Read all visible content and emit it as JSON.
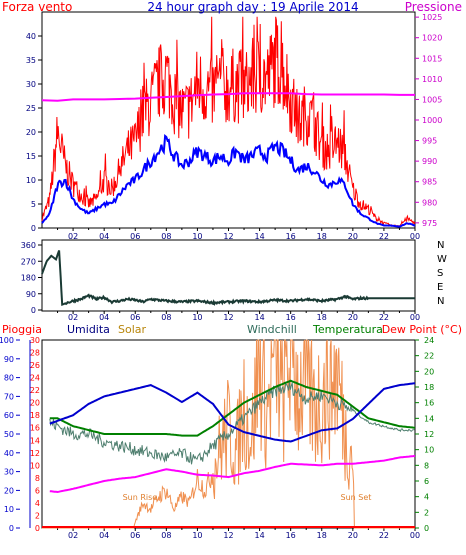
{
  "chart_data": [
    {
      "type": "line",
      "title": "24 hour graph day : 19 Aprile 2014",
      "left_axis_label": "Forza vento",
      "right_axis_label": "Pressione",
      "ylim": [
        0,
        45
      ],
      "yticks": [
        0,
        5,
        10,
        15,
        20,
        25,
        30,
        35,
        40
      ],
      "y2lim": [
        973.75,
        1026.25
      ],
      "y2ticks": [
        975,
        980,
        985,
        990,
        995,
        1000,
        1005,
        1010,
        1015,
        1020,
        1025
      ],
      "xlim": [
        0,
        24
      ],
      "xticks": [
        "02",
        "04",
        "06",
        "08",
        "10",
        "12",
        "14",
        "16",
        "18",
        "20",
        "22",
        "00"
      ],
      "series": [
        {
          "color": "#ff0000",
          "x": [
            0.0,
            0.5,
            1.0,
            1.5,
            2.0,
            2.5,
            3.0,
            3.5,
            4.0,
            4.5,
            5.0,
            5.5,
            6.0,
            6.5,
            7.0,
            7.5,
            8.0,
            8.5,
            9.0,
            9.5,
            10.0,
            10.5,
            11.0,
            11.5,
            12.0,
            12.5,
            13.0,
            13.5,
            14.0,
            14.5,
            15.0,
            15.5,
            16.0,
            16.5,
            17.0,
            17.5,
            18.0,
            18.5,
            19.0,
            19.5,
            20.0,
            20.5,
            21.0,
            21.5,
            22.0,
            22.5,
            23.0,
            23.5,
            24.0
          ],
          "values": [
            2,
            6,
            20,
            13,
            9,
            7,
            5,
            6,
            10,
            8,
            12,
            16,
            18,
            24,
            26,
            30,
            32,
            27,
            24,
            25,
            30,
            29,
            28,
            30,
            29,
            30,
            29,
            31,
            32,
            31,
            35,
            33,
            27,
            22,
            24,
            22,
            17,
            16,
            18,
            15,
            8,
            5,
            4,
            2,
            1,
            0.5,
            0.5,
            2,
            1
          ]
        },
        {
          "color": "#0000ff",
          "x": [
            0.0,
            0.5,
            1.0,
            1.5,
            2.0,
            2.5,
            3.0,
            3.5,
            4.0,
            4.5,
            5.0,
            5.5,
            6.0,
            6.5,
            7.0,
            7.5,
            8.0,
            8.5,
            9.0,
            9.5,
            10.0,
            10.5,
            11.0,
            11.5,
            12.0,
            12.5,
            13.0,
            13.5,
            14.0,
            14.5,
            15.0,
            15.5,
            16.0,
            16.5,
            17.0,
            17.5,
            18.0,
            18.5,
            19.0,
            19.5,
            20.0,
            20.5,
            21.0,
            21.5,
            22.0,
            22.5,
            23.0,
            23.5,
            24.0
          ],
          "values": [
            1,
            3,
            9,
            10,
            6,
            4,
            3,
            4,
            5,
            5,
            7,
            9,
            10,
            12,
            14,
            16,
            18,
            15,
            13,
            14,
            16,
            15,
            14,
            15,
            14,
            16,
            14,
            15,
            16,
            15,
            17,
            16,
            14,
            12,
            13,
            12,
            10,
            9,
            10,
            9,
            5,
            3,
            2,
            1,
            0.5,
            0.5,
            0.3,
            1,
            0.5
          ]
        },
        {
          "color": "#ff00ff",
          "axis": "right",
          "x": [
            0,
            1,
            2,
            3,
            4,
            5,
            6,
            7,
            8,
            9,
            10,
            11,
            12,
            13,
            14,
            15,
            16,
            17,
            18,
            19,
            20,
            21,
            22,
            23,
            24
          ],
          "values": [
            1004.8,
            1004.7,
            1005.0,
            1005.0,
            1005.0,
            1005.1,
            1005.2,
            1005.4,
            1005.6,
            1005.8,
            1006.0,
            1006.2,
            1006.3,
            1006.5,
            1006.5,
            1006.5,
            1006.5,
            1006.3,
            1006.2,
            1006.2,
            1006.2,
            1006.2,
            1006.2,
            1006.1,
            1006.1
          ]
        }
      ]
    },
    {
      "type": "line",
      "ylim": [
        0,
        360
      ],
      "yticks": [
        0,
        90,
        180,
        270,
        360
      ],
      "right_labels": [
        "N",
        "W",
        "S",
        "E",
        "N"
      ],
      "xlim": [
        0,
        24
      ],
      "xticks": [
        "02",
        "04",
        "06",
        "08",
        "10",
        "12",
        "14",
        "16",
        "18",
        "20",
        "22",
        "00"
      ],
      "series": [
        {
          "color": "#1a3a34",
          "x": [
            0.0,
            0.3,
            0.6,
            0.9,
            1.1,
            1.3,
            1.6,
            2.0,
            2.5,
            3.0,
            3.5,
            4.0,
            4.5,
            5.0,
            5.5,
            6.0,
            6.5,
            7.0,
            7.5,
            8.0,
            9.0,
            10.0,
            11.0,
            12.0,
            13.0,
            14.0,
            15.0,
            16.0,
            17.0,
            18.0,
            19.0,
            19.5,
            20.0,
            20.5,
            21.0,
            22.0,
            23.0,
            24.0
          ],
          "values": [
            200,
            270,
            300,
            280,
            330,
            30,
            40,
            50,
            60,
            80,
            60,
            70,
            45,
            50,
            60,
            55,
            45,
            60,
            55,
            50,
            45,
            50,
            40,
            45,
            50,
            45,
            55,
            50,
            60,
            50,
            60,
            75,
            60,
            65,
            65,
            65,
            65,
            65
          ]
        }
      ]
    },
    {
      "type": "line",
      "legend": [
        "Pioggia",
        "Umidita",
        "Solar",
        "Windchill",
        "Temperatura",
        "Dew Point (°C)"
      ],
      "ylim_humidity": [
        0,
        100
      ],
      "yticks_humidity": [
        0,
        10,
        20,
        30,
        40,
        50,
        60,
        70,
        80,
        90,
        100
      ],
      "ylim_rain": [
        0,
        30
      ],
      "yticks_rain": [
        0,
        2,
        4,
        6,
        8,
        10,
        12,
        14,
        16,
        18,
        20,
        22,
        24,
        26,
        28,
        30
      ],
      "ylim_temp": [
        0,
        24
      ],
      "yticks_temp": [
        0,
        2,
        4,
        6,
        8,
        10,
        12,
        14,
        16,
        18,
        20,
        22,
        24
      ],
      "xlim": [
        0,
        24
      ],
      "xticks": [
        "02",
        "04",
        "06",
        "08",
        "10",
        "12",
        "14",
        "16",
        "18",
        "20",
        "22",
        "00"
      ],
      "annotations": [
        {
          "text": "Sun Rise",
          "x": 6.3
        },
        {
          "text": "Sun Set",
          "x": 20.2
        }
      ],
      "series": [
        {
          "name": "Umidita",
          "color": "#0000cd",
          "x": [
            0,
            1,
            2,
            3,
            4,
            5,
            6,
            7,
            8,
            9,
            10,
            11,
            12,
            13,
            14,
            15,
            16,
            17,
            18,
            19,
            20,
            21,
            22,
            23,
            24
          ],
          "values": [
            54,
            57,
            60,
            66,
            70,
            72,
            74,
            76,
            72,
            67,
            72,
            66,
            55,
            51,
            49,
            47,
            46,
            49,
            52,
            53,
            58,
            66,
            74,
            76,
            77
          ]
        },
        {
          "name": "Solar",
          "color": "#f09050",
          "x": [
            0,
            5.9,
            6.0,
            6.5,
            7.0,
            7.5,
            8.0,
            8.5,
            9.0,
            9.5,
            10.0,
            10.5,
            11.0,
            11.5,
            12.0,
            12.5,
            13.0,
            13.5,
            14.0,
            14.5,
            15.0,
            15.5,
            16.0,
            16.5,
            17.0,
            17.5,
            18.0,
            18.5,
            19.0,
            19.5,
            20.0,
            20.1,
            24.0
          ],
          "values": [
            0,
            0,
            1,
            4,
            3,
            5,
            6,
            3,
            5,
            4,
            8,
            6,
            9,
            13,
            16,
            12,
            20,
            14,
            28,
            18,
            29,
            20,
            30,
            22,
            24,
            19,
            21,
            23,
            25,
            15,
            12,
            0,
            0
          ]
        },
        {
          "name": "Windchill",
          "color": "#4f7f6f",
          "x": [
            0,
            1,
            2,
            3,
            4,
            5,
            6,
            7,
            8,
            9,
            10,
            11,
            12,
            13,
            14,
            15,
            16,
            17,
            18,
            19,
            20,
            21,
            22,
            23,
            24
          ],
          "values": [
            14,
            13,
            12,
            12,
            11,
            10.5,
            10,
            9.5,
            9,
            9.5,
            8.5,
            10.5,
            12,
            14,
            16,
            17.5,
            18,
            16.5,
            17,
            16,
            15,
            13.5,
            13,
            12.5,
            12.5
          ]
        },
        {
          "name": "Temperatura",
          "color": "#008000",
          "x": [
            0,
            1,
            2,
            3,
            4,
            5,
            6,
            7,
            8,
            9,
            10,
            11,
            12,
            13,
            14,
            15,
            16,
            17,
            18,
            19,
            20,
            21,
            22,
            23,
            24
          ],
          "values": [
            14,
            14,
            13,
            12.5,
            12,
            12,
            12,
            12,
            12,
            11.8,
            11.8,
            13,
            14.5,
            16,
            17,
            18,
            18.8,
            18,
            17.5,
            17,
            15.5,
            14,
            13.5,
            13,
            12.8
          ]
        },
        {
          "name": "Dew Point (°C)",
          "color": "#ff00ff",
          "x": [
            0,
            1,
            2,
            3,
            4,
            5,
            6,
            7,
            8,
            9,
            10,
            11,
            12,
            13,
            14,
            15,
            16,
            17,
            18,
            19,
            20,
            21,
            22,
            23,
            24
          ],
          "values": [
            4.8,
            4.6,
            5,
            5.5,
            6,
            6.3,
            6.5,
            7,
            7.5,
            7.2,
            6.8,
            6.7,
            6.5,
            7,
            7.3,
            7.8,
            8.2,
            8.1,
            8,
            8.2,
            8.2,
            8.4,
            8.6,
            9,
            9.2
          ]
        },
        {
          "name": "Pioggia",
          "color": "#ff0000",
          "x": [
            0,
            24
          ],
          "values": [
            0,
            0
          ]
        }
      ]
    }
  ]
}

____

§ PROBLEM DETAILS
Identify which lines contain the word "name" and copy each one.

§ RESPONSE TO THE EXERCISE
          "name": "Umidita",
          "name": "Solar",
          "name": "Windchill",
          "name": "Temperatura",
          "name": "Dew Point (°C)",
          "name": "Pioggia",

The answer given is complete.